[start Material for this task]

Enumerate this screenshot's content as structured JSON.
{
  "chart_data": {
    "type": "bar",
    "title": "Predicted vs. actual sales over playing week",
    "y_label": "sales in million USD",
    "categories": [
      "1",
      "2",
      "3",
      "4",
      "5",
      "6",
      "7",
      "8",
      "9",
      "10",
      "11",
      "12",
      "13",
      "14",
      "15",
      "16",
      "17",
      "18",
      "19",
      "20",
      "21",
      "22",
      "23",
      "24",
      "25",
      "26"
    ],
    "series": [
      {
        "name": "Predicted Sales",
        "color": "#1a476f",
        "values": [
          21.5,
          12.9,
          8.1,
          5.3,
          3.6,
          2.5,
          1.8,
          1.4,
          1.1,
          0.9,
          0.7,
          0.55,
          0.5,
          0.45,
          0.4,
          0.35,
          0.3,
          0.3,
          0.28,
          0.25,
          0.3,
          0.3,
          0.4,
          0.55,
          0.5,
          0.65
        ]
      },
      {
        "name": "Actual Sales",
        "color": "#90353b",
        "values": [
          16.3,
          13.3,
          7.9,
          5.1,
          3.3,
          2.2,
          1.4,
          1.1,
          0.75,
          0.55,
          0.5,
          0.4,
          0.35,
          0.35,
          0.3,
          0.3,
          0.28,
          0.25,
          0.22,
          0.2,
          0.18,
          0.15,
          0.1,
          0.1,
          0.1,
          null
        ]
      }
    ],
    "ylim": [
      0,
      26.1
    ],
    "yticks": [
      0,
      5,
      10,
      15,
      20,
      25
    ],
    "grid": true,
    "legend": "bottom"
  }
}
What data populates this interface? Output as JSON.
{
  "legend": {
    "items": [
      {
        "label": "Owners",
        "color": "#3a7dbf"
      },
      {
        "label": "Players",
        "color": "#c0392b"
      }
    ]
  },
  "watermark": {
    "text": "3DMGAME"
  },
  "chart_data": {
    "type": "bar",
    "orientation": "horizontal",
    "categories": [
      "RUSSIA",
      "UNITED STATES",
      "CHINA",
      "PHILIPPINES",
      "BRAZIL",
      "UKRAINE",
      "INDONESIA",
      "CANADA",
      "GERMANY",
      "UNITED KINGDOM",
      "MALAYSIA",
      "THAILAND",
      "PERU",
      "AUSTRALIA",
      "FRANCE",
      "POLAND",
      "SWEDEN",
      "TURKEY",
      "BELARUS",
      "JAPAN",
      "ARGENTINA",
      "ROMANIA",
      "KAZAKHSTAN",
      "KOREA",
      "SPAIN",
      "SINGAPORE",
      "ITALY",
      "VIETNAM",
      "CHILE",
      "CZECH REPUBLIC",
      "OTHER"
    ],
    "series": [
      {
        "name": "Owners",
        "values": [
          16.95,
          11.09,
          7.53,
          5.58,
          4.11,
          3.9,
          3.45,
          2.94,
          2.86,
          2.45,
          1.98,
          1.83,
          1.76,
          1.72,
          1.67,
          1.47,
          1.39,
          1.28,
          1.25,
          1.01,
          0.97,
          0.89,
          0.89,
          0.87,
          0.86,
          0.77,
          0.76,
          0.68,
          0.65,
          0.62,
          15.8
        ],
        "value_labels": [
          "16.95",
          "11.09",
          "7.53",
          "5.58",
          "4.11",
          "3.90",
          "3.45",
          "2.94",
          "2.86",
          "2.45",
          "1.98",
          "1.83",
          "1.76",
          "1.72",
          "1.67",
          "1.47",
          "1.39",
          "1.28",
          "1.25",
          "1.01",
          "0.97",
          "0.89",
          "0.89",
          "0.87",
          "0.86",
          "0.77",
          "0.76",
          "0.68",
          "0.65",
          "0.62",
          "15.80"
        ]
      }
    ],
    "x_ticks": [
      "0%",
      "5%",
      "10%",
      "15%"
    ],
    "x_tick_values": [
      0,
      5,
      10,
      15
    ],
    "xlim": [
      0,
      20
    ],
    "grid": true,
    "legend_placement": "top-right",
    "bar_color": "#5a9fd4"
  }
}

[end Material for this task]

_Given exercise_
Every line above needs to be retyped exactly.

_Solution for this problem_
Enumerate this screenshot's content as structured JSON.
{
  "chart_data": {
    "type": "bar",
    "title": "Predicted vs. actual sales over playing week",
    "y_label": "sales in million USD",
    "categories": [
      "1",
      "2",
      "3",
      "4",
      "5",
      "6",
      "7",
      "8",
      "9",
      "10",
      "11",
      "12",
      "13",
      "14",
      "15",
      "16",
      "17",
      "18",
      "19",
      "20",
      "21",
      "22",
      "23",
      "24",
      "25",
      "26"
    ],
    "series": [
      {
        "name": "Predicted Sales",
        "color": "#1a476f",
        "values": [
          21.5,
          12.9,
          8.1,
          5.3,
          3.6,
          2.5,
          1.8,
          1.4,
          1.1,
          0.9,
          0.7,
          0.55,
          0.5,
          0.45,
          0.4,
          0.35,
          0.3,
          0.3,
          0.28,
          0.25,
          0.3,
          0.3,
          0.4,
          0.55,
          0.5,
          0.65
        ]
      },
      {
        "name": "Actual Sales",
        "color": "#90353b",
        "values": [
          16.3,
          13.3,
          7.9,
          5.1,
          3.3,
          2.2,
          1.4,
          1.1,
          0.75,
          0.55,
          0.5,
          0.4,
          0.35,
          0.35,
          0.3,
          0.3,
          0.28,
          0.25,
          0.22,
          0.2,
          0.18,
          0.15,
          0.1,
          0.1,
          0.1,
          null
        ]
      }
    ],
    "ylim": [
      0,
      26.1
    ],
    "yticks": [
      0,
      5,
      10,
      15,
      20,
      25
    ],
    "grid": true,
    "legend": "bottom"
  }
}
What data populates this interface? Output as JSON.
{
  "legend": {
    "items": [
      {
        "label": "Owners",
        "color": "#3a7dbf"
      },
      {
        "label": "Players",
        "color": "#c0392b"
      }
    ]
  },
  "watermark": {
    "text": "3DMGAME"
  },
  "chart_data": {
    "type": "bar",
    "orientation": "horizontal",
    "categories": [
      "RUSSIA",
      "UNITED STATES",
      "CHINA",
      "PHILIPPINES",
      "BRAZIL",
      "UKRAINE",
      "INDONESIA",
      "CANADA",
      "GERMANY",
      "UNITED KINGDOM",
      "MALAYSIA",
      "THAILAND",
      "PERU",
      "AUSTRALIA",
      "FRANCE",
      "POLAND",
      "SWEDEN",
      "TURKEY",
      "BELARUS",
      "JAPAN",
      "ARGENTINA",
      "ROMANIA",
      "KAZAKHSTAN",
      "KOREA",
      "SPAIN",
      "SINGAPORE",
      "ITALY",
      "VIETNAM",
      "CHILE",
      "CZECH REPUBLIC",
      "OTHER"
    ],
    "series": [
      {
        "name": "Owners",
        "values": [
          16.95,
          11.09,
          7.53,
          5.58,
          4.11,
          3.9,
          3.45,
          2.94,
          2.86,
          2.45,
          1.98,
          1.83,
          1.76,
          1.72,
          1.67,
          1.47,
          1.39,
          1.28,
          1.25,
          1.01,
          0.97,
          0.89,
          0.89,
          0.87,
          0.86,
          0.77,
          0.76,
          0.68,
          0.65,
          0.62,
          15.8
        ],
        "value_labels": [
          "16.95",
          "11.09",
          "7.53",
          "5.58",
          "4.11",
          "3.90",
          "3.45",
          "2.94",
          "2.86",
          "2.45",
          "1.98",
          "1.83",
          "1.76",
          "1.72",
          "1.67",
          "1.47",
          "1.39",
          "1.28",
          "1.25",
          "1.01",
          "0.97",
          "0.89",
          "0.89",
          "0.87",
          "0.86",
          "0.77",
          "0.76",
          "0.68",
          "0.65",
          "0.62",
          "15.80"
        ]
      }
    ],
    "x_ticks": [
      "0%",
      "5%",
      "10%",
      "15%"
    ],
    "x_tick_values": [
      0,
      5,
      10,
      15
    ],
    "xlim": [
      0,
      20
    ],
    "grid": true,
    "legend_placement": "top-right",
    "bar_color": "#5a9fd4"
  }
}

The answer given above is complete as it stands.